#### Data tied to figure images
● ● ● ● ● ● ●
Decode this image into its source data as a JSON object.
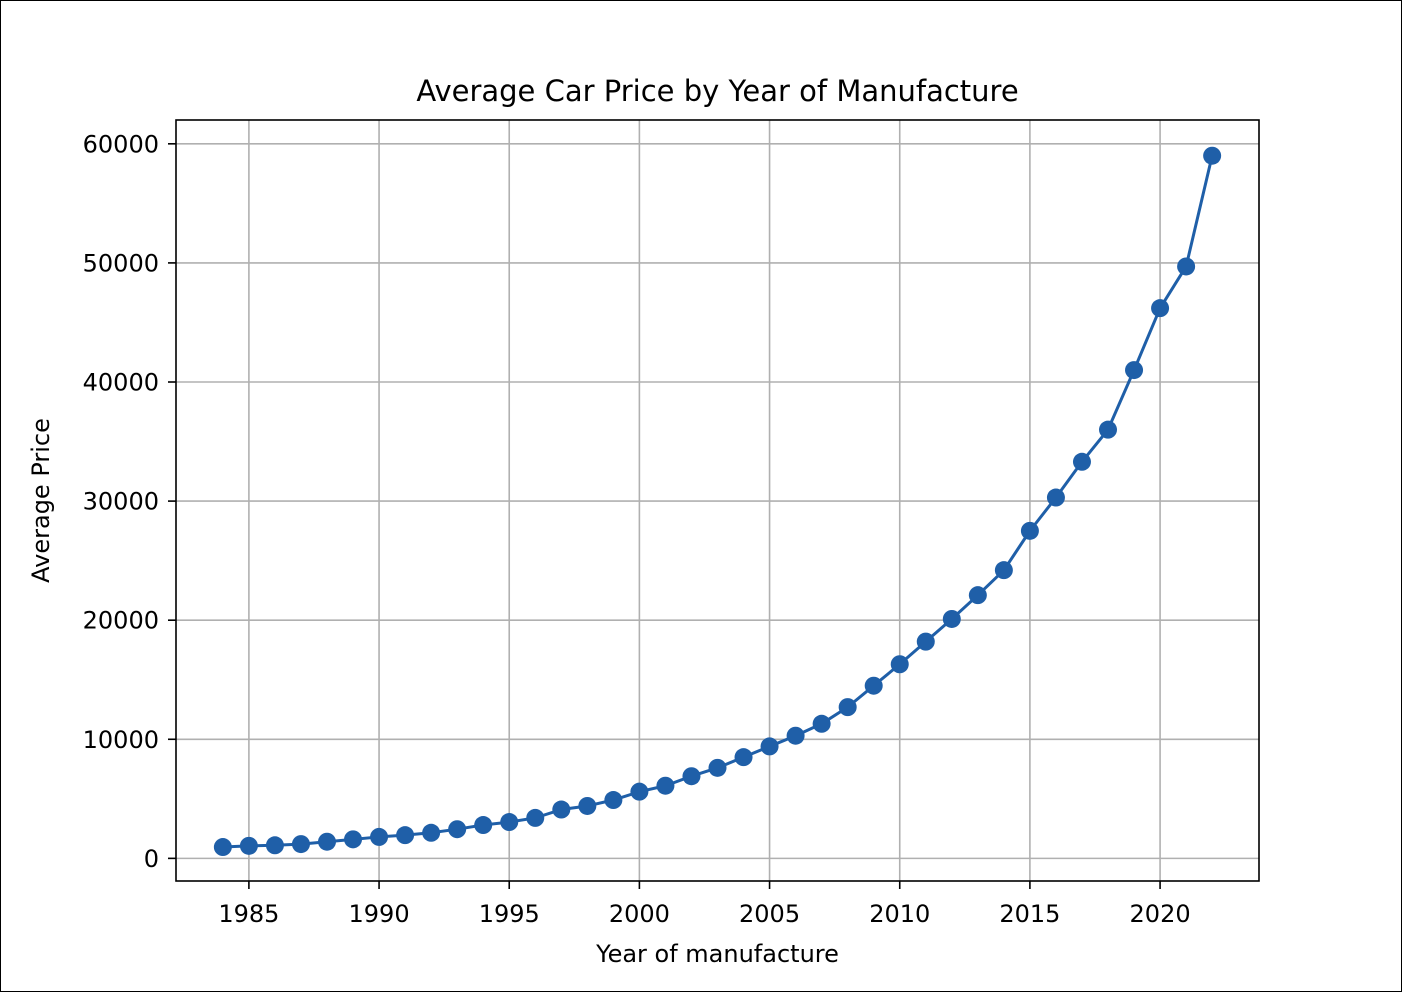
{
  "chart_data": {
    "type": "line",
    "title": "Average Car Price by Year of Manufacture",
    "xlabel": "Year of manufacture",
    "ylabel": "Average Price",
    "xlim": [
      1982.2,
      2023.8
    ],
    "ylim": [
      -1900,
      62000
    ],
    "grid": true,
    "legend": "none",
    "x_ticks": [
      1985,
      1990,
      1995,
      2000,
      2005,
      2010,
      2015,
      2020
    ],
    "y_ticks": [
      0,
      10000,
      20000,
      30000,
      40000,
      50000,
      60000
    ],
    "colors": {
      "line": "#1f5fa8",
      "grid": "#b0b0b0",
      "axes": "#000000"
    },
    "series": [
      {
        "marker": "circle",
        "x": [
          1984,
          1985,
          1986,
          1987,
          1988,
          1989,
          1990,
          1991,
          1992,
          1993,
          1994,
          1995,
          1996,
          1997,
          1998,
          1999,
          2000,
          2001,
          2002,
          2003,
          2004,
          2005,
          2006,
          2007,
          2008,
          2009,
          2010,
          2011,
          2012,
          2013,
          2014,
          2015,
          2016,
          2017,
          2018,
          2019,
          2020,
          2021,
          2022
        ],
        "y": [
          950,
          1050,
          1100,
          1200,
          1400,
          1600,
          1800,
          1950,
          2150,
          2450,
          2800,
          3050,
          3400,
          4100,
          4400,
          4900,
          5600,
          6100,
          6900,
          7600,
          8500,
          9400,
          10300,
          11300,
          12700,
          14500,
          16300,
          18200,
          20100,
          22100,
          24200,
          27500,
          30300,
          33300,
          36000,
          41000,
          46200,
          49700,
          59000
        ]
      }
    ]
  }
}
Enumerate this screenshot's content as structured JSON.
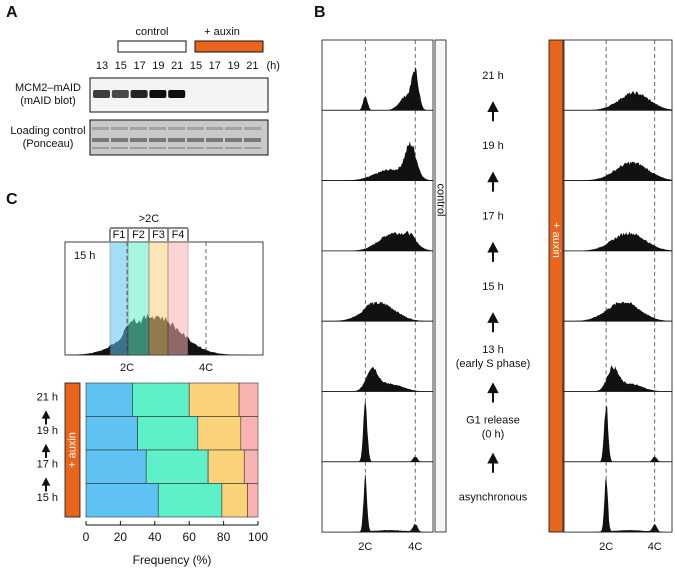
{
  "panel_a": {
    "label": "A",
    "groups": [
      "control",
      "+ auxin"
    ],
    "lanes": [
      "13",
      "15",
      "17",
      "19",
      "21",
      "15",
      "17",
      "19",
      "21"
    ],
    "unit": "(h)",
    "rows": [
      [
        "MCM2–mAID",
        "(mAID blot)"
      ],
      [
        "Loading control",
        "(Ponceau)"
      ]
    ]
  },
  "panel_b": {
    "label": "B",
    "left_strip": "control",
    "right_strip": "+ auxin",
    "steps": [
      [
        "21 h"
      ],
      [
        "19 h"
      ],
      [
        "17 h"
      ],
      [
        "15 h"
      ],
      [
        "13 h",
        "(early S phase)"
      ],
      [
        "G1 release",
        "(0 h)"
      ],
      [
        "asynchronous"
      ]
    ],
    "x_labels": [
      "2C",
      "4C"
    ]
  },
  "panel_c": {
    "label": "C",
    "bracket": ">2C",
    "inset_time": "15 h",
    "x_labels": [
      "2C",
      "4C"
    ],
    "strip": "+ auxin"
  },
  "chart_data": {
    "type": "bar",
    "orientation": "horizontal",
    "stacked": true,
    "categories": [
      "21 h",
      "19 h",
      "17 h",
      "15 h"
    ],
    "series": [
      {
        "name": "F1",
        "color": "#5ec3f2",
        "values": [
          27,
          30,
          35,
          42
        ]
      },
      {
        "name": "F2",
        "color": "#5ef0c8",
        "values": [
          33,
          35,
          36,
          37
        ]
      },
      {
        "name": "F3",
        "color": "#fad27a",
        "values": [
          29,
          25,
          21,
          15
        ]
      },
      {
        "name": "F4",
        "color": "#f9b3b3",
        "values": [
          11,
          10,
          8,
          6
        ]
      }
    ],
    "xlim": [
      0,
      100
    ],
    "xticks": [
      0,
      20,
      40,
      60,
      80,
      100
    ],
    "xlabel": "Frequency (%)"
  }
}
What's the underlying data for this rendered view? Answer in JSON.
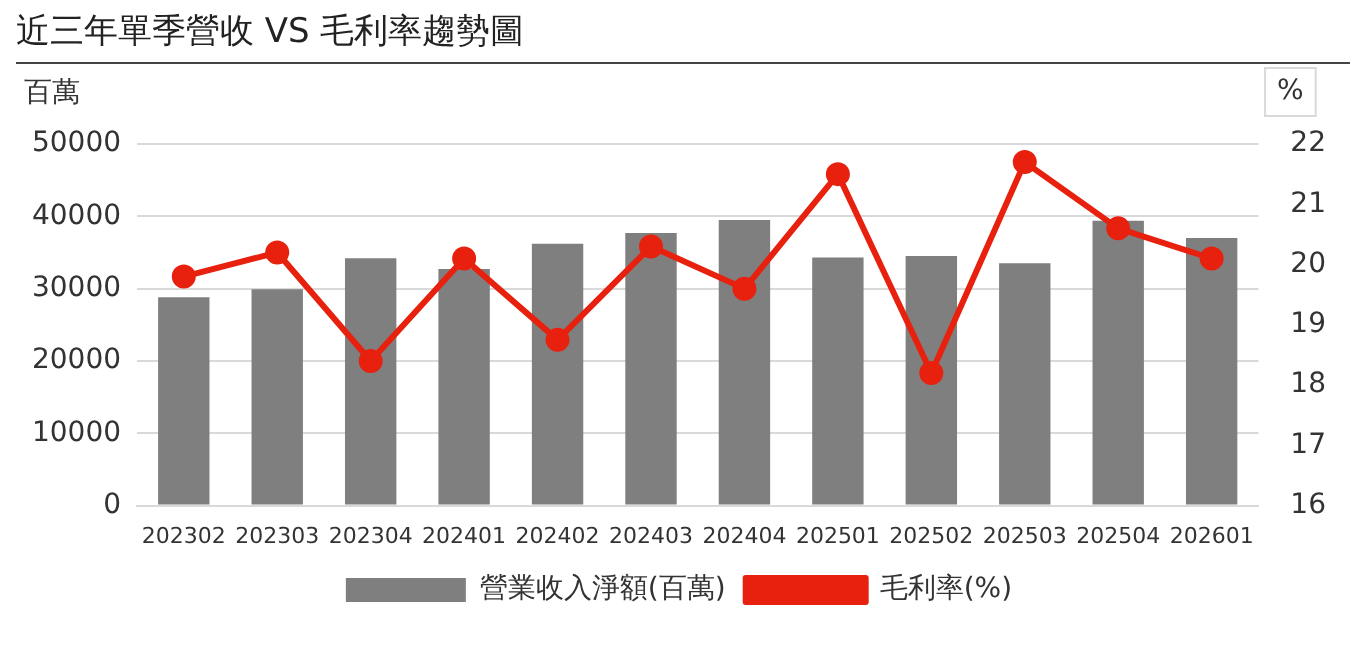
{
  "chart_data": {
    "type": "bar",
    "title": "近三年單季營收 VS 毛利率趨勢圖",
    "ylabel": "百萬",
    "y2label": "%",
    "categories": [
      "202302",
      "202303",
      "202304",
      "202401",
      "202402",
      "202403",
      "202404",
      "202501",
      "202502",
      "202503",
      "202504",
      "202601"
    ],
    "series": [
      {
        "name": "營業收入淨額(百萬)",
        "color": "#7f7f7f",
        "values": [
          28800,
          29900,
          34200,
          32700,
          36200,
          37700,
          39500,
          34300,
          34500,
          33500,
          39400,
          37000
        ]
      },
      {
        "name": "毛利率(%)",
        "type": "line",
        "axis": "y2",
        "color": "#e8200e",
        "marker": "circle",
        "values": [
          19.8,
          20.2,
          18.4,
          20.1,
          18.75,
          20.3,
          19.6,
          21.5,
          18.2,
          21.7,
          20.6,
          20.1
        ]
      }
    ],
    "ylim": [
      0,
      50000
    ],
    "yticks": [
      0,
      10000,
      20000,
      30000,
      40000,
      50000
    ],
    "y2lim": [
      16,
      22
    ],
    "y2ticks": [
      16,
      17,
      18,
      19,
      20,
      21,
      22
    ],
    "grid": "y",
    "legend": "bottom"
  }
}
● ● ● ● ● ● ●
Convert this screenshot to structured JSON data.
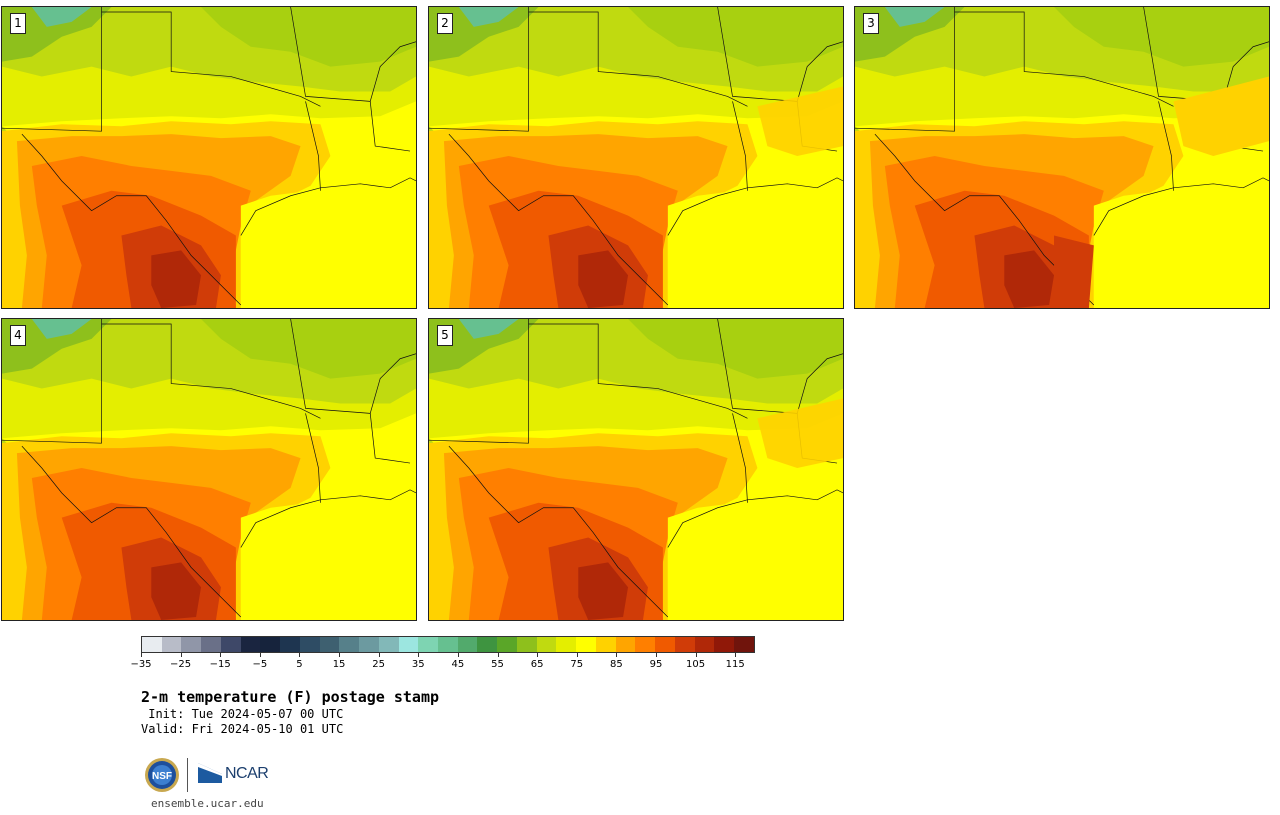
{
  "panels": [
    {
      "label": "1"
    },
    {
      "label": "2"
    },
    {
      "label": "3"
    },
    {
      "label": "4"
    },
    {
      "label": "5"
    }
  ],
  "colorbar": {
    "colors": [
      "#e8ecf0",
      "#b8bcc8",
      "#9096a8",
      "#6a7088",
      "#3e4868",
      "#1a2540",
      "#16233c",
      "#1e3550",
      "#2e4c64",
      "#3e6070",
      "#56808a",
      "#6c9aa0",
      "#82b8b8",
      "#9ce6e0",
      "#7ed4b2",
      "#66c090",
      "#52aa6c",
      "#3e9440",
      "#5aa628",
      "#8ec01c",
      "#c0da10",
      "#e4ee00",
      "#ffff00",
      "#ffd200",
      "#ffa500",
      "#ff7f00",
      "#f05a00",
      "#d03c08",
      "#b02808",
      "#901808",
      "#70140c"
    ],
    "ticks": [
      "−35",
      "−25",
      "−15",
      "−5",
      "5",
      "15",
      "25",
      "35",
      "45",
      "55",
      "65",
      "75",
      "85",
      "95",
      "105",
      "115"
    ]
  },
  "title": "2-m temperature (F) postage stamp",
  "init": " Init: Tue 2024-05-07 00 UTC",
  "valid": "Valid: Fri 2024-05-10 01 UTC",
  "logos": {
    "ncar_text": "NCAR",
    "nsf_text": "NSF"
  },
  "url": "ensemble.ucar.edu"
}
● ● ● ● ● ● ●
#### Goal
Scan the material above. Return every line containing the string "structured".

#### Answer
Enumerate this screenshot's content as structured JSON.
Convert this screenshot to structured JSON data.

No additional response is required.